Output all of the records exactly as written.

▼▼▼

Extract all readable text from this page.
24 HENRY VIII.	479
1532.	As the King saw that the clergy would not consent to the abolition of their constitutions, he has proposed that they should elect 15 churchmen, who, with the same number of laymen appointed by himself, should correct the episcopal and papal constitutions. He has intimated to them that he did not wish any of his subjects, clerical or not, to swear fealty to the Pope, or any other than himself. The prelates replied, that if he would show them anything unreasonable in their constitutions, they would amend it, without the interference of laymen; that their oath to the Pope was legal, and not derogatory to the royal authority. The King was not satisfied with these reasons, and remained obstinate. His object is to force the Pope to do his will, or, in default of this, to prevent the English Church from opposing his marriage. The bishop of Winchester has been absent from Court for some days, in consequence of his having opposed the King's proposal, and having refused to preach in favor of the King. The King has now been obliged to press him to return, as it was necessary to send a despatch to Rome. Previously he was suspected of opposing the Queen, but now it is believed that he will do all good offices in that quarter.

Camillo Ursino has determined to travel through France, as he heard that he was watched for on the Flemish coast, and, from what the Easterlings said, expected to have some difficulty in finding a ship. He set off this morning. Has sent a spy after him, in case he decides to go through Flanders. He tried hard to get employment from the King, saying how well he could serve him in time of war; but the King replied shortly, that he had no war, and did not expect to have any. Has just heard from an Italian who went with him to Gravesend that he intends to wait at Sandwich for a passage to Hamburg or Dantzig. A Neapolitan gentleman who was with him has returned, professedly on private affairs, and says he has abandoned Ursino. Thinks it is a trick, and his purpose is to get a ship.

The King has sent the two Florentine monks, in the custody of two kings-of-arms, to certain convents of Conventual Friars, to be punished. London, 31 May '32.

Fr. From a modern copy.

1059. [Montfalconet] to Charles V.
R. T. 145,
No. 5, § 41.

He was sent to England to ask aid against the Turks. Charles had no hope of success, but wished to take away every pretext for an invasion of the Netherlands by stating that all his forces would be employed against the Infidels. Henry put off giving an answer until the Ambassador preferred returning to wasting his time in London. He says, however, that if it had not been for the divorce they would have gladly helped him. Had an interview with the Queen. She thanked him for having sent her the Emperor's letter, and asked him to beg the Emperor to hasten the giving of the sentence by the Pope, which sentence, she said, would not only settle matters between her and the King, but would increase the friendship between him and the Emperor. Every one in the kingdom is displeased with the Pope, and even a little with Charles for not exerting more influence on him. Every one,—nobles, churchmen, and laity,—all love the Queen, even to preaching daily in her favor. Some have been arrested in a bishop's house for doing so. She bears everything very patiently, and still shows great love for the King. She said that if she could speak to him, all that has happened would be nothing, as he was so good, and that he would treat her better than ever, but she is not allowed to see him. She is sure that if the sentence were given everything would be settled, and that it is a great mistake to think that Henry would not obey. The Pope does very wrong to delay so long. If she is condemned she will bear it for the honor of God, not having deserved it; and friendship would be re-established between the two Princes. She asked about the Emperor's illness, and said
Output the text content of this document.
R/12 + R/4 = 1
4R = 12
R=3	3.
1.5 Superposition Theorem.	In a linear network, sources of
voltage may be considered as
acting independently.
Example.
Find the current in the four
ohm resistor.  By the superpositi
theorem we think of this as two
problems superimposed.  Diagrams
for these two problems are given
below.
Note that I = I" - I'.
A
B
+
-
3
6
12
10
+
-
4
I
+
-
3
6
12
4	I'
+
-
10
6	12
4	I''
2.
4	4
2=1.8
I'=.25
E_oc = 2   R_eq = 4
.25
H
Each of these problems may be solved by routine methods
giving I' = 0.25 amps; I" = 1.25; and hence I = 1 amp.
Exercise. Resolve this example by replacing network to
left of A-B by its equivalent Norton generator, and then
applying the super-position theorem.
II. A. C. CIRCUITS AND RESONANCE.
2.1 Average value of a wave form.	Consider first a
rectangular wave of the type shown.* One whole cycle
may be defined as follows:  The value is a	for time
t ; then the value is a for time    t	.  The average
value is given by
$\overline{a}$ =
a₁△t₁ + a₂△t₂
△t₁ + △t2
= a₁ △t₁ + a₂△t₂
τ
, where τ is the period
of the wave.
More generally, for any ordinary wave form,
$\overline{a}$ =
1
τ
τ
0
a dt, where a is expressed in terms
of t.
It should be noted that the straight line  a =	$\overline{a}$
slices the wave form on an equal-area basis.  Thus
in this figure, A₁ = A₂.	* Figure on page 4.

▲▲▲

Answer to the problem.
Extract all readable text from this page.
24 HENRY VIII.	479
1532.	As the King saw that the clergy would not consent to the abolition of their constitutions, he has proposed that they should elect 15 churchmen, who, with the same number of laymen appointed by himself, should correct the episcopal and papal constitutions. He has intimated to them that he did not wish any of his subjects, clerical or not, to swear fealty to the Pope, or any other than himself. The prelates replied, that if he would show them anything unreasonable in their constitutions, they would amend it, without the interference of laymen; that their oath to the Pope was legal, and not derogatory to the royal authority. The King was not satisfied with these reasons, and remained obstinate. His object is to force the Pope to do his will, or, in default of this, to prevent the English Church from opposing his marriage. The bishop of Winchester has been absent from Court for some days, in consequence of his having opposed the King's proposal, and having refused to preach in favor of the King. The King has now been obliged to press him to return, as it was necessary to send a despatch to Rome. Previously he was suspected of opposing the Queen, but now it is believed that he will do all good offices in that quarter.

Camillo Ursino has determined to travel through France, as he heard that he was watched for on the Flemish coast, and, from what the Easterlings said, expected to have some difficulty in finding a ship. He set off this morning. Has sent a spy after him, in case he decides to go through Flanders. He tried hard to get employment from the King, saying how well he could serve him in time of war; but the King replied shortly, that he had no war, and did not expect to have any. Has just heard from an Italian who went with him to Gravesend that he intends to wait at Sandwich for a passage to Hamburg or Dantzig. A Neapolitan gentleman who was with him has returned, professedly on private affairs, and says he has abandoned Ursino. Thinks it is a trick, and his purpose is to get a ship.

The King has sent the two Florentine monks, in the custody of two kings-of-arms, to certain convents of Conventual Friars, to be punished. London, 31 May '32.

Fr. From a modern copy.

1059. [Montfalconet] to Charles V.
R. T. 145,
No. 5, § 41.

He was sent to England to ask aid against the Turks. Charles had no hope of success, but wished to take away every pretext for an invasion of the Netherlands by stating that all his forces would be employed against the Infidels. Henry put off giving an answer until the Ambassador preferred returning to wasting his time in London. He says, however, that if it had not been for the divorce they would have gladly helped him. Had an interview with the Queen. She thanked him for having sent her the Emperor's letter, and asked him to beg the Emperor to hasten the giving of the sentence by the Pope, which sentence, she said, would not only settle matters between her and the King, but would increase the friendship between him and the Emperor. Every one in the kingdom is displeased with the Pope, and even a little with Charles for not exerting more influence on him. Every one,—nobles, churchmen, and laity,—all love the Queen, even to preaching daily in her favor. Some have been arrested in a bishop's house for doing so. She bears everything very patiently, and still shows great love for the King. She said that if she could speak to him, all that has happened would be nothing, as he was so good, and that he would treat her better than ever, but she is not allowed to see him. She is sure that if the sentence were given everything would be settled, and that it is a great mistake to think that Henry would not obey. The Pope does very wrong to delay so long. If she is condemned she will bear it for the honor of God, not having deserved it; and friendship would be re-established between the two Princes. She asked about the Emperor's illness, and said
Output the text content of this document.
R/12 + R/4 = 1
4R = 12
R=3	3.
1.5 Superposition Theorem.	In a linear network, sources of
voltage may be considered as
acting independently.
Example.
Find the current in the four
ohm resistor.  By the superpositi
theorem we think of this as two
problems superimposed.  Diagrams
for these two problems are given
below.
Note that I = I" - I'.
A
B
+
-
3
6
12
10
+
-
4
I
+
-
3
6
12
4	I'
+
-
10
6	12
4	I''
2.
4	4
2=1.8
I'=.25
E_oc = 2   R_eq = 4
.25
H
Each of these problems may be solved by routine methods
giving I' = 0.25 amps; I" = 1.25; and hence I = 1 amp.
Exercise. Resolve this example by replacing network to
left of A-B by its equivalent Norton generator, and then
applying the super-position theorem.
II. A. C. CIRCUITS AND RESONANCE.
2.1 Average value of a wave form.	Consider first a
rectangular wave of the type shown.* One whole cycle
may be defined as follows:  The value is a	for time
t ; then the value is a for time    t	.  The average
value is given by
$\overline{a}$ =
a₁△t₁ + a₂△t₂
△t₁ + △t2
= a₁ △t₁ + a₂△t₂
τ
, where τ is the period
of the wave.
More generally, for any ordinary wave form,
$\overline{a}$ =
1
τ
τ
0
a dt, where a is expressed in terms
of t.
It should be noted that the straight line  a =	$\overline{a}$
slices the wave form on an equal-area basis.  Thus
in this figure, A₁ = A₂.	* Figure on page 4.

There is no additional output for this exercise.